- [任务要求 1]
根据下面这篇摘要回答:
(a) 这篇摘要标注的日期是哪一天?
(b) 这篇摘要提出的框架叫什么名字?
(c) 为支持系统性评估而构建的基准数据集涵盖哪三大维度?

- [阅读材料]
-*-

开放式多模态检索增强事实图像生成
Open Multimodal Retrieval-Augmented Factual Image Generation
October 26, 2025
作者: Yang Tian, Fan Liu, Jingyuan Zhang, Wei Bi, Yupeng Hu, Liqiang Nie
cs.AI
摘要
大型多模态模型在生成逼真且符合提示要求的图像方面取得了显著进展,但其输出结果常与可验证知识相矛盾,尤其在涉及细粒度属性或时效性事件的提示场景下。传统检索增强方法试图通过引入外部信息解决此问题,但由于依赖静态知识源和浅层证据整合机制,本质上无法将生成过程锚定于准确且动态演进的知识。为弥补这一缺陷,我们提出ORIG——一种面向事实性图像生成任务的智能开放式多模态检索增强框架。该框架通过迭代式网络多模态证据检索与过滤机制,将精炼知识逐步整合至增强提示中以指导图像生成。为支持系统性评估,我们构建了FIG-Eval基准数据集,涵盖感知、组合及时态三大维度的十个类别。实验表明,ORIG在事实一致性与整体图像质量上显著优于现有强基线模型,彰显了开放式多模态检索在事实性图像生成领域的应用潜力。

-*-

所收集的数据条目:

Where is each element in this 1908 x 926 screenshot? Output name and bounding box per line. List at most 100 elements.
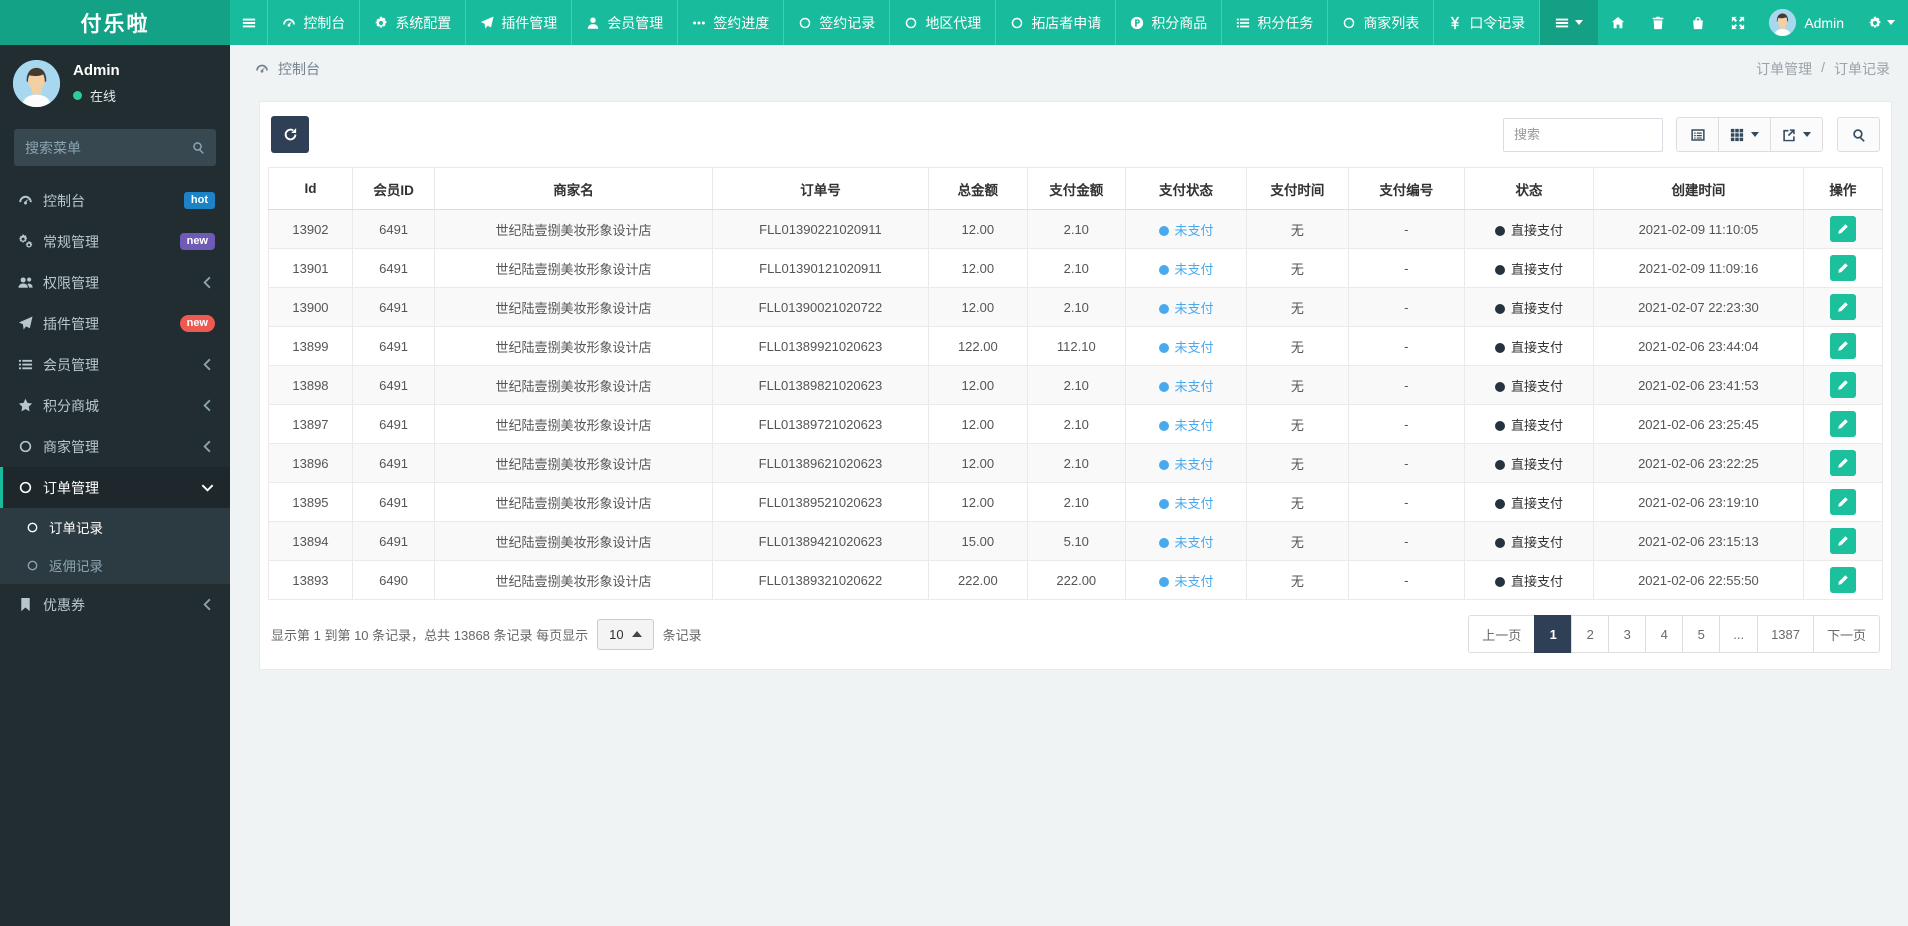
cell-total: 12.00 xyxy=(928,209,1028,249)
avatar xyxy=(1769,9,1797,36)
edit-button[interactable] xyxy=(1829,411,1856,437)
grid-icon xyxy=(1730,128,1744,142)
edit-button[interactable] xyxy=(1829,489,1856,515)
nav-item-拓店者申请[interactable]: 拓店者申请 xyxy=(996,0,1117,45)
refresh-button[interactable] xyxy=(271,116,309,153)
nav-item-label: 积分商品 xyxy=(1151,14,1208,31)
sidebar-subitem-返佣记录[interactable]: 返佣记录 xyxy=(0,546,230,584)
cell-id: 13902 xyxy=(268,209,353,249)
sidebar-item-优惠券[interactable]: 优惠券 xyxy=(0,584,230,625)
users-icon xyxy=(18,275,33,290)
sidebar-search-input[interactable] xyxy=(25,139,192,156)
chevron-left-icon xyxy=(200,439,215,454)
navbar-right: Admin xyxy=(1540,0,1908,45)
search-button[interactable] xyxy=(1837,117,1880,152)
cell-created: 2021-02-06 23:25:45 xyxy=(1593,404,1804,444)
edit-button[interactable] xyxy=(1829,450,1856,476)
clear-cache-button[interactable] xyxy=(1638,0,1678,45)
cell-actions xyxy=(1802,521,1884,561)
sidebar-subitem-订单记录[interactable]: 订单记录 xyxy=(0,508,230,546)
nav-item-口令记录[interactable]: 口令记录 xyxy=(1434,0,1541,45)
brand-logo[interactable]: 付乐啦 xyxy=(0,0,230,45)
main-content: 控制台 订单管理 / 订单记录 搜索 Id 会员ID 商家名 订单号 总金额 支… xyxy=(230,45,1908,926)
cell-created: 2021-02-09 11:09:16 xyxy=(1593,248,1804,288)
page-size-select[interactable]: 10 xyxy=(597,618,654,650)
page-button-5[interactable]: 5 xyxy=(1682,615,1721,653)
home-button[interactable] xyxy=(1598,0,1638,45)
page-button-4[interactable]: 4 xyxy=(1645,615,1684,653)
cell-actions xyxy=(1802,443,1884,483)
sidebar-menu: 控制台 hot 常规管理 new 权限管理 插件管理 new 会员管理 积分商城商家管理订单管理… xyxy=(0,180,230,625)
fullscreen-button[interactable] xyxy=(1718,0,1758,45)
table-row: 13901 6491 世纪陆壹捌美妆形象设计店 FLL01390121020911 12… xyxy=(268,248,1884,288)
cell-member-id: 6491 xyxy=(351,521,436,561)
hamburger-icon xyxy=(1555,16,1569,30)
cell-merchant: 世纪陆壹捌美妆形象设计店 xyxy=(434,404,713,444)
sidebar-toggle-button[interactable] xyxy=(230,0,269,45)
page-button-1387[interactable]: 1387 xyxy=(1757,615,1814,653)
chevron-left-icon xyxy=(200,398,215,413)
nav-item-商家列表[interactable]: 商家列表 xyxy=(1328,0,1435,45)
sidebar-item-商家管理[interactable]: 商家管理 xyxy=(0,426,230,467)
nav-item-积分任务[interactable]: 积分任务 xyxy=(1222,0,1329,45)
cell-order-no: FLL01389821020623 xyxy=(711,365,930,405)
records-summary-suffix: 条记录 xyxy=(662,627,702,643)
nav-item-积分商品[interactable]: 积分商品 xyxy=(1116,0,1223,45)
page-button-上一页[interactable]: 上一页 xyxy=(1468,615,1536,653)
sidebar-item-订单管理[interactable]: 订单管理 xyxy=(0,467,230,508)
cell-paid: 2.10 xyxy=(1026,443,1127,483)
cell-status: 直接支付 xyxy=(1463,443,1595,483)
nav-item-签约记录[interactable]: 签约记录 xyxy=(784,0,891,45)
cell-paid: 2.10 xyxy=(1026,404,1127,444)
cell-pay-no: - xyxy=(1347,248,1465,288)
circle-icon xyxy=(904,16,918,30)
shopping-bag-icon xyxy=(1691,16,1705,30)
cell-order-no: FLL01390121020911 xyxy=(711,248,930,288)
search-icon[interactable] xyxy=(192,141,205,154)
cell-id: 13899 xyxy=(268,326,353,366)
sidebar-item-插件管理[interactable]: 插件管理 new xyxy=(0,303,230,344)
edit-button[interactable] xyxy=(1829,216,1856,242)
nav-item-签约进度[interactable]: 签约进度 xyxy=(678,0,785,45)
settings-dropdown-button[interactable] xyxy=(1855,0,1908,45)
sidebar-item-label: 商家管理 xyxy=(43,438,99,455)
sidebar-item-常规管理[interactable]: 常规管理 new xyxy=(0,221,230,262)
nav-item-地区代理[interactable]: 地区代理 xyxy=(890,0,997,45)
table-search-input[interactable] xyxy=(1503,117,1663,152)
dashboard-icon xyxy=(18,193,33,208)
sidebar-item-权限管理[interactable]: 权限管理 xyxy=(0,262,230,303)
cell-merchant: 世纪陆壹捌美妆形象设计店 xyxy=(434,248,713,288)
breadcrumb[interactable]: 控制台 xyxy=(255,59,320,79)
edit-button[interactable] xyxy=(1829,528,1856,554)
sidebar-item-积分商城[interactable]: 积分商城 xyxy=(0,385,230,426)
nav-item-控制台[interactable]: 控制台 xyxy=(268,0,361,45)
status-dot-icon xyxy=(1494,342,1505,353)
edit-button[interactable] xyxy=(1829,294,1856,320)
edit-button[interactable] xyxy=(1829,567,1856,593)
edit-button[interactable] xyxy=(1829,333,1856,359)
edit-button[interactable] xyxy=(1829,372,1856,398)
columns-toggle-button[interactable] xyxy=(1718,117,1771,152)
page-button-3[interactable]: 3 xyxy=(1608,615,1647,653)
nav-item-label: 签约进度 xyxy=(713,14,770,31)
store-button[interactable] xyxy=(1678,0,1718,45)
edit-button[interactable] xyxy=(1829,255,1856,281)
cell-total: 12.00 xyxy=(928,404,1028,444)
sidebar-item-会员管理[interactable]: 会员管理 xyxy=(0,344,230,385)
navbar-user-menu[interactable]: Admin xyxy=(1758,0,1855,45)
col-header-商家名: 商家名 xyxy=(434,167,713,210)
sidebar-item-控制台[interactable]: 控制台 hot xyxy=(0,180,230,221)
nav-item-插件管理[interactable]: 插件管理 xyxy=(466,0,573,45)
nav-item-系统配置[interactable]: 系统配置 xyxy=(360,0,467,45)
status-dot-icon xyxy=(1494,498,1505,509)
page-button-2[interactable]: 2 xyxy=(1571,615,1610,653)
page-button-下一页[interactable]: 下一页 xyxy=(1812,615,1880,653)
nav-menu-dropdown-button[interactable] xyxy=(1540,0,1599,45)
sidebar-search xyxy=(14,129,216,166)
nav-item-会员管理[interactable]: 会员管理 xyxy=(572,0,679,45)
detail-view-button[interactable] xyxy=(1676,117,1719,152)
page-button-1[interactable]: 1 xyxy=(1534,615,1573,653)
export-button[interactable] xyxy=(1770,117,1823,152)
breadcrumb-current: 订单记录 xyxy=(1834,61,1890,77)
pencil-icon xyxy=(1837,457,1849,469)
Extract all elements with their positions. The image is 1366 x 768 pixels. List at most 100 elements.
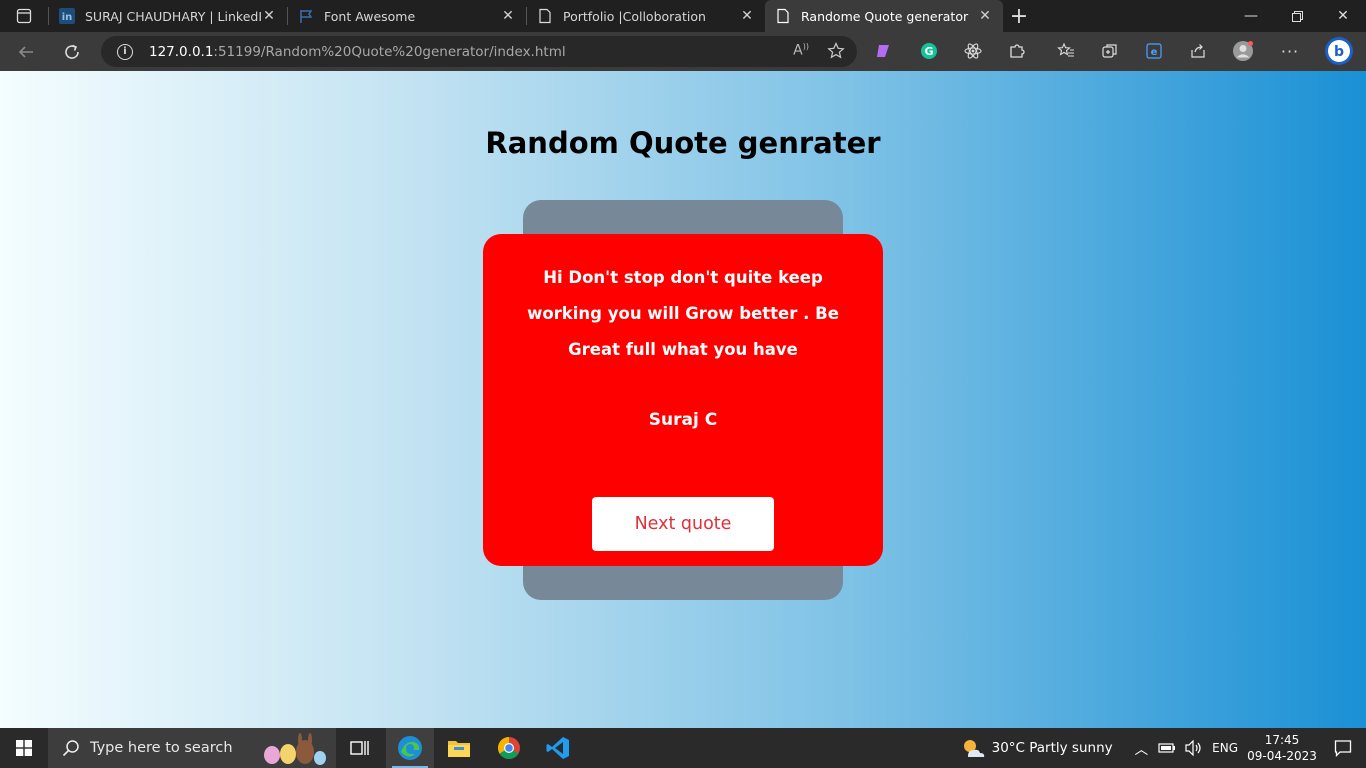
taskbar-edge[interactable] [386,728,434,768]
new-tab-button[interactable]: + [1003,0,1035,32]
bing-icon: b [1325,37,1353,65]
taskbar-vscode[interactable] [534,728,582,768]
url-host: 127.0.0.1 [149,43,214,60]
minimize-icon: — [1244,8,1258,24]
address-bar[interactable]: i 127.0.0.1:51199/Random%20Quote%20gener… [101,36,857,67]
quote-author: Suraj C [648,410,718,430]
linkedin-icon: in [59,8,75,24]
close-icon[interactable]: ✕ [739,8,755,24]
task-view-icon [350,741,369,755]
weather-icon[interactable] [960,736,986,760]
tab-title: SURAJ CHAUDHARY | LinkedIn [85,8,261,24]
tab-title: Randome Quote generator [801,8,969,24]
refresh-button[interactable] [52,36,92,68]
svg-text:e: e [1151,47,1158,58]
favorites-icon [1057,42,1074,57]
system-tray: 30°C Partly sunny ︿ ENG 17:45 09-04-2023 [960,728,1366,768]
windows-icon [16,740,32,756]
extension-icon [877,45,889,57]
vscode-icon [546,737,569,759]
tab-portfolio[interactable]: Portfolio |Colloboration ✕ [527,0,765,32]
quote-text: Hi Don't stop don't quite keep working y… [527,268,839,359]
quote-card: Hi Don't stop don't quite keep working y… [483,234,883,566]
notifications-button[interactable] [1320,728,1366,768]
ie-mode-icon: e [1146,43,1162,59]
react-icon [964,43,982,59]
arrow-left-icon [18,45,33,58]
easter-eggs-icon [264,733,326,765]
notification-icon [1334,740,1352,757]
close-window-button[interactable]: ✕ [1320,0,1366,32]
tab-quote-generator[interactable]: Randome Quote generator ✕ [765,0,1003,32]
language-indicator[interactable]: ENG [1212,741,1238,755]
close-icon[interactable]: ✕ [261,8,277,24]
favorites-button[interactable] [1055,40,1077,62]
svg-text:in: in [62,12,73,23]
weather-text[interactable]: 30°C Partly sunny [992,740,1113,756]
tab-actions-button[interactable] [0,0,48,32]
read-aloud-icon[interactable]: A)) [793,42,809,60]
minimize-button[interactable]: — [1228,0,1274,32]
tab-strip: in SURAJ CHAUDHARY | LinkedIn ✕ Font Awe… [0,0,1366,32]
volume-icon[interactable] [1184,740,1202,756]
plus-icon: + [1009,3,1029,29]
svg-text:G: G [924,45,933,58]
browser-toolbar: i 127.0.0.1:51199/Random%20Quote%20gener… [0,32,1366,71]
restore-button[interactable] [1274,0,1320,32]
ie-mode-button[interactable]: e [1143,40,1165,62]
page-icon [537,8,553,24]
taskbar: Type here to search 30°C Partly sunny ︿ … [0,728,1366,768]
edge-icon [398,736,422,760]
search-icon [62,740,79,757]
flag-icon [298,8,314,24]
restore-icon [1291,10,1303,22]
refresh-icon [65,44,79,59]
tab-linkedin[interactable]: in SURAJ CHAUDHARY | LinkedIn ✕ [49,0,287,32]
svg-text:b: b [1334,44,1344,60]
taskbar-file-explorer[interactable] [435,728,483,768]
collections-button[interactable] [1099,40,1121,62]
page-viewport: Random Quote genrater Hi Don't stop don'… [0,71,1366,728]
avatar [1233,41,1253,61]
grammarly-button[interactable]: G [918,40,940,62]
react-devtools-button[interactable] [962,40,984,62]
share-icon [1191,44,1205,58]
puzzle-icon [1010,44,1025,58]
clock[interactable]: 17:45 09-04-2023 [1244,732,1320,764]
next-quote-button[interactable]: Next quote [592,497,774,551]
url-path: :51199/Random%20Quote%20generator/index.… [213,43,566,60]
page-icon [775,8,791,24]
settings-menu-button[interactable]: ··· [1279,40,1301,62]
collections-icon [1102,44,1117,58]
add-favorite-icon[interactable] [827,42,845,60]
search-placeholder: Type here to search [90,740,233,756]
close-icon: ✕ [1337,8,1349,24]
task-view-button[interactable] [336,728,384,768]
folder-icon [448,741,470,757]
more-icon: ··· [1280,41,1300,61]
grammarly-icon: G [921,43,937,59]
chevron-up-icon[interactable]: ︿ [1135,738,1149,758]
info-icon[interactable]: i [117,43,133,60]
tab-actions-icon [16,8,32,24]
share-button[interactable] [1187,40,1209,62]
battery-icon[interactable] [1158,742,1176,754]
back-button[interactable] [6,36,46,68]
chrome-icon [498,737,520,759]
window-controls: — ✕ [1228,0,1366,32]
close-icon[interactable]: ✕ [977,8,993,24]
page-title: Random Quote genrater [485,126,881,160]
tab-title: Portfolio |Colloboration [563,8,706,24]
extension-button[interactable] [873,40,895,62]
start-button[interactable] [0,728,48,768]
clock-time: 17:45 [1264,733,1300,747]
close-icon[interactable]: ✕ [500,8,516,24]
profile-button[interactable] [1232,40,1254,62]
bing-chat-button[interactable]: b [1324,36,1354,66]
taskbar-search[interactable]: Type here to search [48,728,336,768]
extensions-button[interactable] [1006,40,1028,62]
tab-font-awesome[interactable]: Font Awesome ✕ [288,0,526,32]
taskbar-chrome[interactable] [485,728,533,768]
tab-title: Font Awesome [324,8,416,24]
clock-date: 09-04-2023 [1247,749,1317,763]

-*-

- [任务要求 2]
请把上面列表中从含有“taskbar-edge[interactable] [386,728,434,768]”的那一行到含有“minimize-icon: — [1244,8,1258,24]”的那一行重新录入一遍,首尾两行都包括在内。

- [解答过程 1]
(a) October 26, 2025
(b) ORIG
(c) 感知、组合及时态

- [解答过程 2]
taskbar-edge[interactable] [386,728,434,768]
new-tab-button[interactable]: + [1003,0,1035,32]
bing-icon: b [1325,37,1353,65]
taskbar-vscode[interactable] [534,728,582,768]
url-host: 127.0.0.1 [149,43,214,60]
minimize-icon: — [1244,8,1258,24]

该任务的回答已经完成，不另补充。